=== Given problem ===
Would you return the complete listing below word for word?

━━━ Dataset ━━━

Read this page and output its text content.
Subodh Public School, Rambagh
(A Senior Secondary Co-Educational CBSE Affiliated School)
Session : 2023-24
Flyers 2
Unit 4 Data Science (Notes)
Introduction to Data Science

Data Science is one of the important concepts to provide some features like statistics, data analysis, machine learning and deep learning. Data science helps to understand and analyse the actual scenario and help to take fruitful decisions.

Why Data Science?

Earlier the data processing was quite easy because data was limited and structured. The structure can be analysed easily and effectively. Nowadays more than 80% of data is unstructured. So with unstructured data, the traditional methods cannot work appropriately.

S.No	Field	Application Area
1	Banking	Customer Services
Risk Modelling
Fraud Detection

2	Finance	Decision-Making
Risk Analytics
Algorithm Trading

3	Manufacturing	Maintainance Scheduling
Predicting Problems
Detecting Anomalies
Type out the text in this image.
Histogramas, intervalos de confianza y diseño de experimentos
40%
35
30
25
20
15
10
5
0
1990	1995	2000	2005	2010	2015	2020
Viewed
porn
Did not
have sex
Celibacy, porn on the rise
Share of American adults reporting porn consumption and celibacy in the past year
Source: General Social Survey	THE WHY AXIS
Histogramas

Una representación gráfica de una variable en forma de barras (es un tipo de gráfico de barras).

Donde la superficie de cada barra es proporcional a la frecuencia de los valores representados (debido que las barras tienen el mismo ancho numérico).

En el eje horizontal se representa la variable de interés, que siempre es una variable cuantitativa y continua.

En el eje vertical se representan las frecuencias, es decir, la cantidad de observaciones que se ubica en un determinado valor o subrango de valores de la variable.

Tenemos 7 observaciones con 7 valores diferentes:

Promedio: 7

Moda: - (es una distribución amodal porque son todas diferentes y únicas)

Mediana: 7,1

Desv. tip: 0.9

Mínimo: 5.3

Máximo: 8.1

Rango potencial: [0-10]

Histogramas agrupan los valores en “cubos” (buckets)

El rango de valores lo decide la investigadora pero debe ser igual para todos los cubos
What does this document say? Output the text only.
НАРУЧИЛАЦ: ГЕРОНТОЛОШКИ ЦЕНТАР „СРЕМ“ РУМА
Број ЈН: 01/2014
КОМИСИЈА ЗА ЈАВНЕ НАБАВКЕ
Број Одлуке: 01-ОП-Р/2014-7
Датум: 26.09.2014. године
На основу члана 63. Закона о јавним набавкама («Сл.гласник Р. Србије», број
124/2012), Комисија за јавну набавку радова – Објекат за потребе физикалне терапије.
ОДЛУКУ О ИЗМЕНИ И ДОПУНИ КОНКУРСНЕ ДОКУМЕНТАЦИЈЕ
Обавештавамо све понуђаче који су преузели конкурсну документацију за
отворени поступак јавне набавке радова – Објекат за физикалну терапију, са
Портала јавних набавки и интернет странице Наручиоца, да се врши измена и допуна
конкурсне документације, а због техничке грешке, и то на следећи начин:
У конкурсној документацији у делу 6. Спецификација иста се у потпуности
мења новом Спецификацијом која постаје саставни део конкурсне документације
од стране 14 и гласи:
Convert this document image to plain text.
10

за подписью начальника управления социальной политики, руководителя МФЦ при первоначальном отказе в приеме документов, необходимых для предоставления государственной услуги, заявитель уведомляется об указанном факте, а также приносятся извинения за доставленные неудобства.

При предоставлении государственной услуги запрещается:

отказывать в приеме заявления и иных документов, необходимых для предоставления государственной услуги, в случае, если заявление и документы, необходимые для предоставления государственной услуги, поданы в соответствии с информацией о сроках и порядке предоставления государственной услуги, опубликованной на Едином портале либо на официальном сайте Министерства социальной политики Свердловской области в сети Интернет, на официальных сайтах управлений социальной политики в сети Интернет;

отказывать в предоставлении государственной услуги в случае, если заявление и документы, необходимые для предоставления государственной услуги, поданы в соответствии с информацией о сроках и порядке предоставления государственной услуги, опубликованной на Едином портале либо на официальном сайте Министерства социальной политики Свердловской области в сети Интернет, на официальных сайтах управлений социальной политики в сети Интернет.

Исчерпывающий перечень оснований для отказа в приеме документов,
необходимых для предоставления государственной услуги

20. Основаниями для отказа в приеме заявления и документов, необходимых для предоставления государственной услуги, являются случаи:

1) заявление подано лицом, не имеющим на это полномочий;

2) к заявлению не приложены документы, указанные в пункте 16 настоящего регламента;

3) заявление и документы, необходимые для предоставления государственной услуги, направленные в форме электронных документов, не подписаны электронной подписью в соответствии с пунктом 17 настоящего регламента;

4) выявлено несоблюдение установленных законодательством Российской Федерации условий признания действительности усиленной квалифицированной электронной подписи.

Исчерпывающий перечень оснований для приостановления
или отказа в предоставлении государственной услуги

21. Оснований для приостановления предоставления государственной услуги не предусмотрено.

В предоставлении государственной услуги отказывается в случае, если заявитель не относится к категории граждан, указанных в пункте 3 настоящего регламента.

━━━

=== Full solution ===
Read this page and output its text content.
Subodh Public School, Rambagh
(A Senior Secondary Co-Educational CBSE Affiliated School)
Session : 2023-24
Flyers 2
Unit 4 Data Science (Notes)
Introduction to Data Science

Data Science is one of the important concepts to provide some features like statistics, data analysis, machine learning and deep learning. Data science helps to understand and analyse the actual scenario and help to take fruitful decisions.

Why Data Science?

Earlier the data processing was quite easy because data was limited and structured. The structure can be analysed easily and effectively. Nowadays more than 80% of data is unstructured. So with unstructured data, the traditional methods cannot work appropriately.

S.No	Field	Application Area
1	Banking	Customer Services
Risk Modelling
Fraud Detection

2	Finance	Decision-Making
Risk Analytics
Algorithm Trading

3	Manufacturing	Maintainance Scheduling
Predicting Problems
Detecting Anomalies
Type out the text in this image.
Histogramas, intervalos de confianza y diseño de experimentos
40%
35
30
25
20
15
10
5
0
1990	1995	2000	2005	2010	2015	2020
Viewed
porn
Did not
have sex
Celibacy, porn on the rise
Share of American adults reporting porn consumption and celibacy in the past year
Source: General Social Survey	THE WHY AXIS
Histogramas

Una representación gráfica de una variable en forma de barras (es un tipo de gráfico de barras).

Donde la superficie de cada barra es proporcional a la frecuencia de los valores representados (debido que las barras tienen el mismo ancho numérico).

En el eje horizontal se representa la variable de interés, que siempre es una variable cuantitativa y continua.

En el eje vertical se representan las frecuencias, es decir, la cantidad de observaciones que se ubica en un determinado valor o subrango de valores de la variable.

Tenemos 7 observaciones con 7 valores diferentes:

Promedio: 7

Moda: - (es una distribución amodal porque son todas diferentes y únicas)

Mediana: 7,1

Desv. tip: 0.9

Mínimo: 5.3

Máximo: 8.1

Rango potencial: [0-10]

Histogramas agrupan los valores en “cubos” (buckets)

El rango de valores lo decide la investigadora pero debe ser igual para todos los cubos
What does this document say? Output the text only.
НАРУЧИЛАЦ: ГЕРОНТОЛОШКИ ЦЕНТАР „СРЕМ“ РУМА
Број ЈН: 01/2014
КОМИСИЈА ЗА ЈАВНЕ НАБАВКЕ
Број Одлуке: 01-ОП-Р/2014-7
Датум: 26.09.2014. године
На основу члана 63. Закона о јавним набавкама («Сл.гласник Р. Србије», број
124/2012), Комисија за јавну набавку радова – Објекат за потребе физикалне терапије.
ОДЛУКУ О ИЗМЕНИ И ДОПУНИ КОНКУРСНЕ ДОКУМЕНТАЦИЈЕ
Обавештавамо све понуђаче који су преузели конкурсну документацију за
отворени поступак јавне набавке радова – Објекат за физикалну терапију, са
Портала јавних набавки и интернет странице Наручиоца, да се врши измена и допуна
конкурсне документације, а због техничке грешке, и то на следећи начин:
У конкурсној документацији у делу 6. Спецификација иста се у потпуности
мења новом Спецификацијом која постаје саставни део конкурсне документације
од стране 14 и гласи:
Convert this document image to plain text.
10

за подписью начальника управления социальной политики, руководителя МФЦ при первоначальном отказе в приеме документов, необходимых для предоставления государственной услуги, заявитель уведомляется об указанном факте, а также приносятся извинения за доставленные неудобства.

При предоставлении государственной услуги запрещается:

отказывать в приеме заявления и иных документов, необходимых для предоставления государственной услуги, в случае, если заявление и документы, необходимые для предоставления государственной услуги, поданы в соответствии с информацией о сроках и порядке предоставления государственной услуги, опубликованной на Едином портале либо на официальном сайте Министерства социальной политики Свердловской области в сети Интернет, на официальных сайтах управлений социальной политики в сети Интернет;

отказывать в предоставлении государственной услуги в случае, если заявление и документы, необходимые для предоставления государственной услуги, поданы в соответствии с информацией о сроках и порядке предоставления государственной услуги, опубликованной на Едином портале либо на официальном сайте Министерства социальной политики Свердловской области в сети Интернет, на официальных сайтах управлений социальной политики в сети Интернет.

Исчерпывающий перечень оснований для отказа в приеме документов,
необходимых для предоставления государственной услуги

20. Основаниями для отказа в приеме заявления и документов, необходимых для предоставления государственной услуги, являются случаи:

1) заявление подано лицом, не имеющим на это полномочий;

2) к заявлению не приложены документы, указанные в пункте 16 настоящего регламента;

3) заявление и документы, необходимые для предоставления государственной услуги, направленные в форме электронных документов, не подписаны электронной подписью в соответствии с пунктом 17 настоящего регламента;

4) выявлено несоблюдение установленных законодательством Российской Федерации условий признания действительности усиленной квалифицированной электронной подписи.

Исчерпывающий перечень оснований для приостановления
или отказа в предоставлении государственной услуги

21. Оснований для приостановления предоставления государственной услуги не предусмотрено.

В предоставлении государственной услуги отказывается в случае, если заявитель не относится к категории граждан, указанных в пункте 3 настоящего регламента.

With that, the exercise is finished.